Saved data entries
▼▼▼
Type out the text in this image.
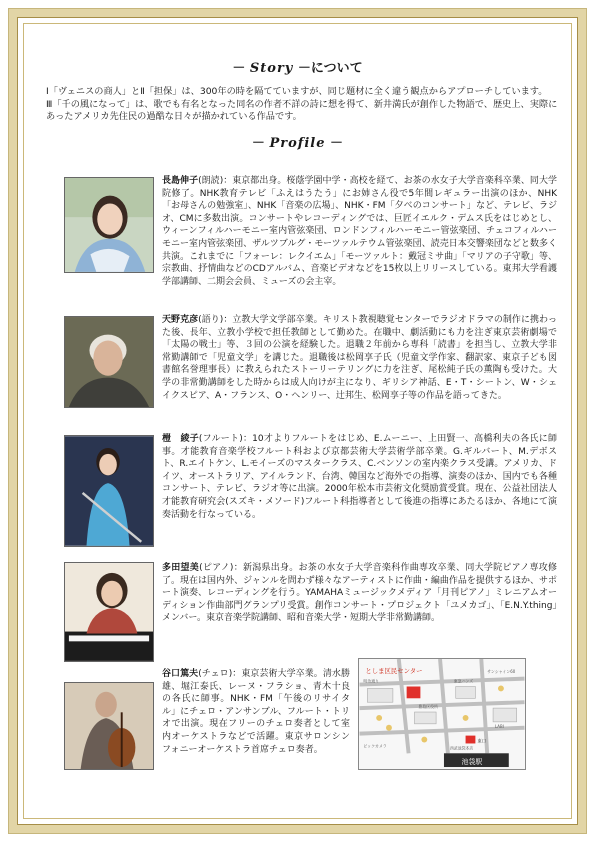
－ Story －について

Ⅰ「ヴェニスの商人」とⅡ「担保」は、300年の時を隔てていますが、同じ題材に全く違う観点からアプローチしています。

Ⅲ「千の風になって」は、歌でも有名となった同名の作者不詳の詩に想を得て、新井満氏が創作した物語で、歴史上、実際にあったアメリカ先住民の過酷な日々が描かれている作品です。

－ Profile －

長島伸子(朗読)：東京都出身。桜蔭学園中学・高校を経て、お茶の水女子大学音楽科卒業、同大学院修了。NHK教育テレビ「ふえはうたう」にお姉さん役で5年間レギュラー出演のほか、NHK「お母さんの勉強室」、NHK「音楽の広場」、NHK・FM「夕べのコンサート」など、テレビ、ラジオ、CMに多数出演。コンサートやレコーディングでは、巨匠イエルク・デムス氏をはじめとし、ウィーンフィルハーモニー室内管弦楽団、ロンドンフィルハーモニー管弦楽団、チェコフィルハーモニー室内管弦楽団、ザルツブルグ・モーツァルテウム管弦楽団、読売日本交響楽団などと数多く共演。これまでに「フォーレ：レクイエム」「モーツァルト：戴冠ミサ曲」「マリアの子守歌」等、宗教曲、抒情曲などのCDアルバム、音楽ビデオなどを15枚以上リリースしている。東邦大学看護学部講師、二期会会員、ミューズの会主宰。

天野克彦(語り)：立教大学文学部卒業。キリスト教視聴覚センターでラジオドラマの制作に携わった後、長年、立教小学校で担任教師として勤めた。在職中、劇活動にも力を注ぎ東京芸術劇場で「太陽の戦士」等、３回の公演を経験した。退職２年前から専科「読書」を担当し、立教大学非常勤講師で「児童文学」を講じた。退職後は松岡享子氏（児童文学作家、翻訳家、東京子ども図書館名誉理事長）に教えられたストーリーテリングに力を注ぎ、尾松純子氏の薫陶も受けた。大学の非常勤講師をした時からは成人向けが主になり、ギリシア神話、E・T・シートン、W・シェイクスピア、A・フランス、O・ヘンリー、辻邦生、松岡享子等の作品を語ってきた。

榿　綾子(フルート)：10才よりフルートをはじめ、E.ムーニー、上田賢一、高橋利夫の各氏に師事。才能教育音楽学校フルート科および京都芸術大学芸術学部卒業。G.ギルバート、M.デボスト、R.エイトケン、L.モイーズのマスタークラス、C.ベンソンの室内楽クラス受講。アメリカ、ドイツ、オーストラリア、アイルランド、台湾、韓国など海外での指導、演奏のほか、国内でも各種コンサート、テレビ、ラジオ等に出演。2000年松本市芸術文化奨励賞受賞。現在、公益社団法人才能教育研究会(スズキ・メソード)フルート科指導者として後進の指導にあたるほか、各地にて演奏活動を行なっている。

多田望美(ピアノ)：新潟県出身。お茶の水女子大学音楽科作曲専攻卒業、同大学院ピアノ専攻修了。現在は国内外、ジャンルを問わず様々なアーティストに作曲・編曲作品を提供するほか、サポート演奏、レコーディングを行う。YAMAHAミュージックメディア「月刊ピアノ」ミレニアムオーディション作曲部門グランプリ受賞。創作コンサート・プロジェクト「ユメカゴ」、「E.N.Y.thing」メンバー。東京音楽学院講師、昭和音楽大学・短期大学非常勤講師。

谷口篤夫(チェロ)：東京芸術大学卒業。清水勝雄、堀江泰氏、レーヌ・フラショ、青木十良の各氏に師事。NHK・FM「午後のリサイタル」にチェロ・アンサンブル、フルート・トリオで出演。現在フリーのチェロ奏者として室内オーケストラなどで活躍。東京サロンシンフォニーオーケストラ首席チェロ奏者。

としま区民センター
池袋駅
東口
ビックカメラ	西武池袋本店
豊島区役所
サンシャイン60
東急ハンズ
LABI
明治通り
▲▲▲
▼▼▼
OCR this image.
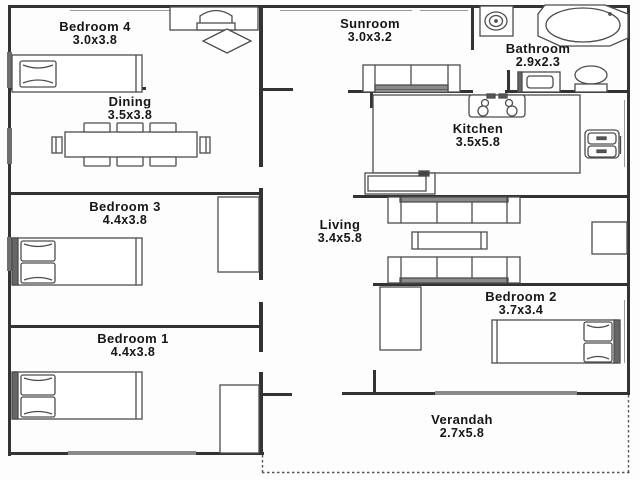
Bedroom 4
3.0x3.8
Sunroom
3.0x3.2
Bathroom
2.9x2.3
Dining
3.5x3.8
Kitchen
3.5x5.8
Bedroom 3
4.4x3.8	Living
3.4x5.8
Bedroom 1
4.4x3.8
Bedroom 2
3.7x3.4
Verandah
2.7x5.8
▲▲▲
Your task is to collect every line above that contains the word "image".

Type out the text in this image.
OCR this image.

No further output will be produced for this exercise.